RECORDS SHOWN |
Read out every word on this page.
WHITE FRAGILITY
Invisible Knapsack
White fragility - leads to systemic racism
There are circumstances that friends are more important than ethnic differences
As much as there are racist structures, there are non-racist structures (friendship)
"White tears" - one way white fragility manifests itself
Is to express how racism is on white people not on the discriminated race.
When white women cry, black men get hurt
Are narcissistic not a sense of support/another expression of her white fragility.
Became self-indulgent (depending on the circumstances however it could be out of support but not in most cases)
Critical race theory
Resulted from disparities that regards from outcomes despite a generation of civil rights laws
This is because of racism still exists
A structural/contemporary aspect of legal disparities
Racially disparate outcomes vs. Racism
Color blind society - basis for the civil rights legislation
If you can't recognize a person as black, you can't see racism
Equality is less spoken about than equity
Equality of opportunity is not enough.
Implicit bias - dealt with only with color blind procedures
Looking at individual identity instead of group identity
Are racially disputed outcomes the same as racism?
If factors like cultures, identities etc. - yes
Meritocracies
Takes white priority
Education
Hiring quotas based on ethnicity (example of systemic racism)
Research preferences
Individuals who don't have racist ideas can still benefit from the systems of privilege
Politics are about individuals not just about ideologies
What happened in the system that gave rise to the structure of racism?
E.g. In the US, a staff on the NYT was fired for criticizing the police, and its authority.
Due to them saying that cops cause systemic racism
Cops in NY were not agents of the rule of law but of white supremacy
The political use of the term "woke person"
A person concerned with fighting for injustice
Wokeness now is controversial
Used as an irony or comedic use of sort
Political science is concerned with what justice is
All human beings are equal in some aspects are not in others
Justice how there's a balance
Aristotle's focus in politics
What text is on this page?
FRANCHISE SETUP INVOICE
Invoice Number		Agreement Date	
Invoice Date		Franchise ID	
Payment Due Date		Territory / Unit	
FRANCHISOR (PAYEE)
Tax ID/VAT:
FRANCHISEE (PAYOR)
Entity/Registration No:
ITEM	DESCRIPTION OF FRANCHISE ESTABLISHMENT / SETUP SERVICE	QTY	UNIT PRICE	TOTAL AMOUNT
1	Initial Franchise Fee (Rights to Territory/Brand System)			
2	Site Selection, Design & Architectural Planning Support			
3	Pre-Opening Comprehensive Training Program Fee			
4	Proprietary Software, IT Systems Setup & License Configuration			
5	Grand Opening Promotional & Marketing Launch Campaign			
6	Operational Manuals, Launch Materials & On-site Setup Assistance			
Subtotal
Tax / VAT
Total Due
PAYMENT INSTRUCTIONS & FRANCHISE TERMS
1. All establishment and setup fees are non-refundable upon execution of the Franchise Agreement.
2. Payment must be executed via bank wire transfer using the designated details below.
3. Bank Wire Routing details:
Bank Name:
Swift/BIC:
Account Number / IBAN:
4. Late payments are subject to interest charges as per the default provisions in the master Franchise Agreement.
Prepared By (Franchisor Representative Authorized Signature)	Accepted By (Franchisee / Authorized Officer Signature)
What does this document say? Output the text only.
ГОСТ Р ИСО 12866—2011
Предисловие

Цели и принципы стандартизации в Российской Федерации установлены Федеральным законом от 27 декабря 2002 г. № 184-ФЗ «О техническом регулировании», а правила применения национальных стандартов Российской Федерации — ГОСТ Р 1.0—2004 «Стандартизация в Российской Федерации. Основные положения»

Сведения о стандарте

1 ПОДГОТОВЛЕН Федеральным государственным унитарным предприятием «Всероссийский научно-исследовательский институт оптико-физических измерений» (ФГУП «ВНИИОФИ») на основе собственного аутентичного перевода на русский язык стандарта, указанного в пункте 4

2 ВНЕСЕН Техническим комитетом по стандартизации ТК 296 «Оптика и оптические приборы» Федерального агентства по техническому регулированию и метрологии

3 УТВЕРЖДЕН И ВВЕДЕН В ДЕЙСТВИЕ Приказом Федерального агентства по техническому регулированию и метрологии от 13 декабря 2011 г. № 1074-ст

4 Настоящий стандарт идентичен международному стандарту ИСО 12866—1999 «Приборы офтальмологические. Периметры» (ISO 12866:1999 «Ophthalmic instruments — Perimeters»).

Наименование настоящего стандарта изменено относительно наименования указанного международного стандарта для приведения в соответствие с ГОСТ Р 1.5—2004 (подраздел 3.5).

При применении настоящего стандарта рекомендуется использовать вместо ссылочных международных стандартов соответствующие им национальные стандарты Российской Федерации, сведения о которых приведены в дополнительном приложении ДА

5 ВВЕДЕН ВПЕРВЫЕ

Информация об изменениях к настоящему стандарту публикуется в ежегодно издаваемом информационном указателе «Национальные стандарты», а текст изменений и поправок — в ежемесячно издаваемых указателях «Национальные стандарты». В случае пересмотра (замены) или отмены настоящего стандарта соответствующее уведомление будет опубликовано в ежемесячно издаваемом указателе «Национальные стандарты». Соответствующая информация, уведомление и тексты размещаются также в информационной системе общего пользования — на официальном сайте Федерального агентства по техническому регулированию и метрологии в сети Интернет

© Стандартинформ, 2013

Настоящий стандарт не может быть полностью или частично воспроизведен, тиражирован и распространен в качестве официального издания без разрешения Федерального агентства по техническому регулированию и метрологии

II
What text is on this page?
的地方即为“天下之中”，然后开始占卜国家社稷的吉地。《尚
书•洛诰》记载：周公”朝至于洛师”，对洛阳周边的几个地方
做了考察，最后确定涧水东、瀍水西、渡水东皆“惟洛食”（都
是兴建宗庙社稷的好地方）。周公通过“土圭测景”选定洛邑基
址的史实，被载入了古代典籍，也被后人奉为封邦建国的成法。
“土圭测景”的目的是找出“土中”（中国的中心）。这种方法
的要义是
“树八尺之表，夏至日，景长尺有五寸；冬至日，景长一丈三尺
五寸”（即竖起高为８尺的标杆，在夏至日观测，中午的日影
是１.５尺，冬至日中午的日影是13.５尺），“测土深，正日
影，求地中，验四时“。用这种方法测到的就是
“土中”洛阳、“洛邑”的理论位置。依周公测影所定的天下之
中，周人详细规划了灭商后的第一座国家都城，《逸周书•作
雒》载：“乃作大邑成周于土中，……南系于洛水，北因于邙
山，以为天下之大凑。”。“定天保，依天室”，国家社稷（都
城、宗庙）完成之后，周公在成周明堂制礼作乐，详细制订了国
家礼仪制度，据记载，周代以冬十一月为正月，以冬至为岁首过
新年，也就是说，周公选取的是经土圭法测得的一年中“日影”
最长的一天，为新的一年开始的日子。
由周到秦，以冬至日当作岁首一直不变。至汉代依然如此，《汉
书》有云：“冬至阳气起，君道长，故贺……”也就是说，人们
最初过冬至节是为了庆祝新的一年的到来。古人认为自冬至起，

WHAT IS BEING ASKED | Each line of the listing above should be output exactly.

FULL OUTPUT |
Read out every word on this page.
WHITE FRAGILITY
Invisible Knapsack
White fragility - leads to systemic racism
There are circumstances that friends are more important than ethnic differences
As much as there are racist structures, there are non-racist structures (friendship)
"White tears" - one way white fragility manifests itself
Is to express how racism is on white people not on the discriminated race.
When white women cry, black men get hurt
Are narcissistic not a sense of support/another expression of her white fragility.
Became self-indulgent (depending on the circumstances however it could be out of support but not in most cases)
Critical race theory
Resulted from disparities that regards from outcomes despite a generation of civil rights laws
This is because of racism still exists
A structural/contemporary aspect of legal disparities
Racially disparate outcomes vs. Racism
Color blind society - basis for the civil rights legislation
If you can't recognize a person as black, you can't see racism
Equality is less spoken about than equity
Equality of opportunity is not enough.
Implicit bias - dealt with only with color blind procedures
Looking at individual identity instead of group identity
Are racially disputed outcomes the same as racism?
If factors like cultures, identities etc. - yes
Meritocracies
Takes white priority
Education
Hiring quotas based on ethnicity (example of systemic racism)
Research preferences
Individuals who don't have racist ideas can still benefit from the systems of privilege
Politics are about individuals not just about ideologies
What happened in the system that gave rise to the structure of racism?
E.g. In the US, a staff on the NYT was fired for criticizing the police, and its authority.
Due to them saying that cops cause systemic racism
Cops in NY were not agents of the rule of law but of white supremacy
The political use of the term "woke person"
A person concerned with fighting for injustice
Wokeness now is controversial
Used as an irony or comedic use of sort
Political science is concerned with what justice is
All human beings are equal in some aspects are not in others
Justice how there's a balance
Aristotle's focus in politics
What text is on this page?
FRANCHISE SETUP INVOICE
Invoice Number		Agreement Date	
Invoice Date		Franchise ID	
Payment Due Date		Territory / Unit	
FRANCHISOR (PAYEE)
Tax ID/VAT:
FRANCHISEE (PAYOR)
Entity/Registration No:
ITEM	DESCRIPTION OF FRANCHISE ESTABLISHMENT / SETUP SERVICE	QTY	UNIT PRICE	TOTAL AMOUNT
1	Initial Franchise Fee (Rights to Territory/Brand System)			
2	Site Selection, Design & Architectural Planning Support			
3	Pre-Opening Comprehensive Training Program Fee			
4	Proprietary Software, IT Systems Setup & License Configuration			
5	Grand Opening Promotional & Marketing Launch Campaign			
6	Operational Manuals, Launch Materials & On-site Setup Assistance			
Subtotal
Tax / VAT
Total Due
PAYMENT INSTRUCTIONS & FRANCHISE TERMS
1. All establishment and setup fees are non-refundable upon execution of the Franchise Agreement.
2. Payment must be executed via bank wire transfer using the designated details below.
3. Bank Wire Routing details:
Bank Name:
Swift/BIC:
Account Number / IBAN:
4. Late payments are subject to interest charges as per the default provisions in the master Franchise Agreement.
Prepared By (Franchisor Representative Authorized Signature)	Accepted By (Franchisee / Authorized Officer Signature)
What does this document say? Output the text only.
ГОСТ Р ИСО 12866—2011
Предисловие

Цели и принципы стандартизации в Российской Федерации установлены Федеральным законом от 27 декабря 2002 г. № 184-ФЗ «О техническом регулировании», а правила применения национальных стандартов Российской Федерации — ГОСТ Р 1.0—2004 «Стандартизация в Российской Федерации. Основные положения»

Сведения о стандарте

1 ПОДГОТОВЛЕН Федеральным государственным унитарным предприятием «Всероссийский научно-исследовательский институт оптико-физических измерений» (ФГУП «ВНИИОФИ») на основе собственного аутентичного перевода на русский язык стандарта, указанного в пункте 4

2 ВНЕСЕН Техническим комитетом по стандартизации ТК 296 «Оптика и оптические приборы» Федерального агентства по техническому регулированию и метрологии

3 УТВЕРЖДЕН И ВВЕДЕН В ДЕЙСТВИЕ Приказом Федерального агентства по техническому регулированию и метрологии от 13 декабря 2011 г. № 1074-ст

4 Настоящий стандарт идентичен международному стандарту ИСО 12866—1999 «Приборы офтальмологические. Периметры» (ISO 12866:1999 «Ophthalmic instruments — Perimeters»).

Наименование настоящего стандарта изменено относительно наименования указанного международного стандарта для приведения в соответствие с ГОСТ Р 1.5—2004 (подраздел 3.5).

При применении настоящего стандарта рекомендуется использовать вместо ссылочных международных стандартов соответствующие им национальные стандарты Российской Федерации, сведения о которых приведены в дополнительном приложении ДА

5 ВВЕДЕН ВПЕРВЫЕ

Информация об изменениях к настоящему стандарту публикуется в ежегодно издаваемом информационном указателе «Национальные стандарты», а текст изменений и поправок — в ежемесячно издаваемых указателях «Национальные стандарты». В случае пересмотра (замены) или отмены настоящего стандарта соответствующее уведомление будет опубликовано в ежемесячно издаваемом указателе «Национальные стандарты». Соответствующая информация, уведомление и тексты размещаются также в информационной системе общего пользования — на официальном сайте Федерального агентства по техническому регулированию и метрологии в сети Интернет

© Стандартинформ, 2013

Настоящий стандарт не может быть полностью или частично воспроизведен, тиражирован и распространен в качестве официального издания без разрешения Федерального агентства по техническому регулированию и метрологии

II
What text is on this page?
的地方即为“天下之中”，然后开始占卜国家社稷的吉地。《尚
书•洛诰》记载：周公”朝至于洛师”，对洛阳周边的几个地方
做了考察，最后确定涧水东、瀍水西、渡水东皆“惟洛食”（都
是兴建宗庙社稷的好地方）。周公通过“土圭测景”选定洛邑基
址的史实，被载入了古代典籍，也被后人奉为封邦建国的成法。
“土圭测景”的目的是找出“土中”（中国的中心）。这种方法
的要义是
“树八尺之表，夏至日，景长尺有五寸；冬至日，景长一丈三尺
五寸”（即竖起高为８尺的标杆，在夏至日观测，中午的日影
是１.５尺，冬至日中午的日影是13.５尺），“测土深，正日
影，求地中，验四时“。用这种方法测到的就是
“土中”洛阳、“洛邑”的理论位置。依周公测影所定的天下之
中，周人详细规划了灭商后的第一座国家都城，《逸周书•作
雒》载：“乃作大邑成周于土中，……南系于洛水，北因于邙
山，以为天下之大凑。”。“定天保，依天室”，国家社稷（都
城、宗庙）完成之后，周公在成周明堂制礼作乐，详细制订了国
家礼仪制度，据记载，周代以冬十一月为正月，以冬至为岁首过
新年，也就是说，周公选取的是经土圭法测得的一年中“日影”
最长的一天，为新的一年开始的日子。
由周到秦，以冬至日当作岁首一直不变。至汉代依然如此，《汉
书》有云：“冬至阳气起，君道长，故贺……”也就是说，人们
最初过冬至节是为了庆祝新的一年的到来。古人认为自冬至起，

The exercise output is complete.